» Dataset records
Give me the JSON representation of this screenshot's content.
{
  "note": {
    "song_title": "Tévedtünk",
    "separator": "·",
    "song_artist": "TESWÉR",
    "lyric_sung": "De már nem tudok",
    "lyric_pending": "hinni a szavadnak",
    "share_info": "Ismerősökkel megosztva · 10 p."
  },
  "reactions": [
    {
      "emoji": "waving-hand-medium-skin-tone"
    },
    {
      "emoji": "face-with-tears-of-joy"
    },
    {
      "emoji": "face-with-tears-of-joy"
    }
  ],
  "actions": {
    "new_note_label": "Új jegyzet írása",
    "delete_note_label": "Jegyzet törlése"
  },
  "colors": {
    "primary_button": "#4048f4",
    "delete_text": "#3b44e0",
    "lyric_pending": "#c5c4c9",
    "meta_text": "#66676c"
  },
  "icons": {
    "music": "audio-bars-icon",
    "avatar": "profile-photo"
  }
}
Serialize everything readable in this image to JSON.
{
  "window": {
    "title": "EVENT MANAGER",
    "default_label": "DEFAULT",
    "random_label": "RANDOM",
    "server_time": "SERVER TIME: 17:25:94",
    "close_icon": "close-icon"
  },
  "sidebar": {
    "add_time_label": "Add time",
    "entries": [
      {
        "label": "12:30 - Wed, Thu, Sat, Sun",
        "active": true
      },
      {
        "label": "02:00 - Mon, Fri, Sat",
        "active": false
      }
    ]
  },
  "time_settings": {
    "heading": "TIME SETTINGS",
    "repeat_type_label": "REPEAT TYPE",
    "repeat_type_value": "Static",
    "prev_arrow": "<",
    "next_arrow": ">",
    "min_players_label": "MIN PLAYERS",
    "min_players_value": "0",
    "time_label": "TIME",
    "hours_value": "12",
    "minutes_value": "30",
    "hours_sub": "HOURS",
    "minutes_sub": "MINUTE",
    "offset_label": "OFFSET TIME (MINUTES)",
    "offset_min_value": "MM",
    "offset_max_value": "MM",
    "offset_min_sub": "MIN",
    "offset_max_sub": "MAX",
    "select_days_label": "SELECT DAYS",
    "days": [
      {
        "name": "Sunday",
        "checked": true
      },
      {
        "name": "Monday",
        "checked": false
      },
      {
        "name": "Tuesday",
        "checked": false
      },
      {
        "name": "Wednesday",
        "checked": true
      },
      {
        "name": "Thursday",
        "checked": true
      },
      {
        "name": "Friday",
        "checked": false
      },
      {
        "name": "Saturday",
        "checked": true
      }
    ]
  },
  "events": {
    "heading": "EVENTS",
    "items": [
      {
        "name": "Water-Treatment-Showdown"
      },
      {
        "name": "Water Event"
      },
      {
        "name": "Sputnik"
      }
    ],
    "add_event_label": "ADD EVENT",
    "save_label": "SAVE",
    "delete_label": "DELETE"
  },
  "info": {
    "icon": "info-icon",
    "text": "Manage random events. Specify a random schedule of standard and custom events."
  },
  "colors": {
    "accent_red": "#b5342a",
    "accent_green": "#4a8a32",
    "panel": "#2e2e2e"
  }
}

» TASK DIRECTIONS
Exactly as written above, please repeat the entries.

» SOLVED EXERCISE
Give me the JSON representation of this screenshot's content.
{
  "note": {
    "song_title": "Tévedtünk",
    "separator": "·",
    "song_artist": "TESWÉR",
    "lyric_sung": "De már nem tudok",
    "lyric_pending": "hinni a szavadnak",
    "share_info": "Ismerősökkel megosztva · 10 p."
  },
  "reactions": [
    {
      "emoji": "waving-hand-medium-skin-tone"
    },
    {
      "emoji": "face-with-tears-of-joy"
    },
    {
      "emoji": "face-with-tears-of-joy"
    }
  ],
  "actions": {
    "new_note_label": "Új jegyzet írása",
    "delete_note_label": "Jegyzet törlése"
  },
  "colors": {
    "primary_button": "#4048f4",
    "delete_text": "#3b44e0",
    "lyric_pending": "#c5c4c9",
    "meta_text": "#66676c"
  },
  "icons": {
    "music": "audio-bars-icon",
    "avatar": "profile-photo"
  }
}
Serialize everything readable in this image to JSON.
{
  "window": {
    "title": "EVENT MANAGER",
    "default_label": "DEFAULT",
    "random_label": "RANDOM",
    "server_time": "SERVER TIME: 17:25:94",
    "close_icon": "close-icon"
  },
  "sidebar": {
    "add_time_label": "Add time",
    "entries": [
      {
        "label": "12:30 - Wed, Thu, Sat, Sun",
        "active": true
      },
      {
        "label": "02:00 - Mon, Fri, Sat",
        "active": false
      }
    ]
  },
  "time_settings": {
    "heading": "TIME SETTINGS",
    "repeat_type_label": "REPEAT TYPE",
    "repeat_type_value": "Static",
    "prev_arrow": "<",
    "next_arrow": ">",
    "min_players_label": "MIN PLAYERS",
    "min_players_value": "0",
    "time_label": "TIME",
    "hours_value": "12",
    "minutes_value": "30",
    "hours_sub": "HOURS",
    "minutes_sub": "MINUTE",
    "offset_label": "OFFSET TIME (MINUTES)",
    "offset_min_value": "MM",
    "offset_max_value": "MM",
    "offset_min_sub": "MIN",
    "offset_max_sub": "MAX",
    "select_days_label": "SELECT DAYS",
    "days": [
      {
        "name": "Sunday",
        "checked": true
      },
      {
        "name": "Monday",
        "checked": false
      },
      {
        "name": "Tuesday",
        "checked": false
      },
      {
        "name": "Wednesday",
        "checked": true
      },
      {
        "name": "Thursday",
        "checked": true
      },
      {
        "name": "Friday",
        "checked": false
      },
      {
        "name": "Saturday",
        "checked": true
      }
    ]
  },
  "events": {
    "heading": "EVENTS",
    "items": [
      {
        "name": "Water-Treatment-Showdown"
      },
      {
        "name": "Water Event"
      },
      {
        "name": "Sputnik"
      }
    ],
    "add_event_label": "ADD EVENT",
    "save_label": "SAVE",
    "delete_label": "DELETE"
  },
  "info": {
    "icon": "info-icon",
    "text": "Manage random events. Specify a random schedule of standard and custom events."
  },
  "colors": {
    "accent_red": "#b5342a",
    "accent_green": "#4a8a32",
    "panel": "#2e2e2e"
  }
}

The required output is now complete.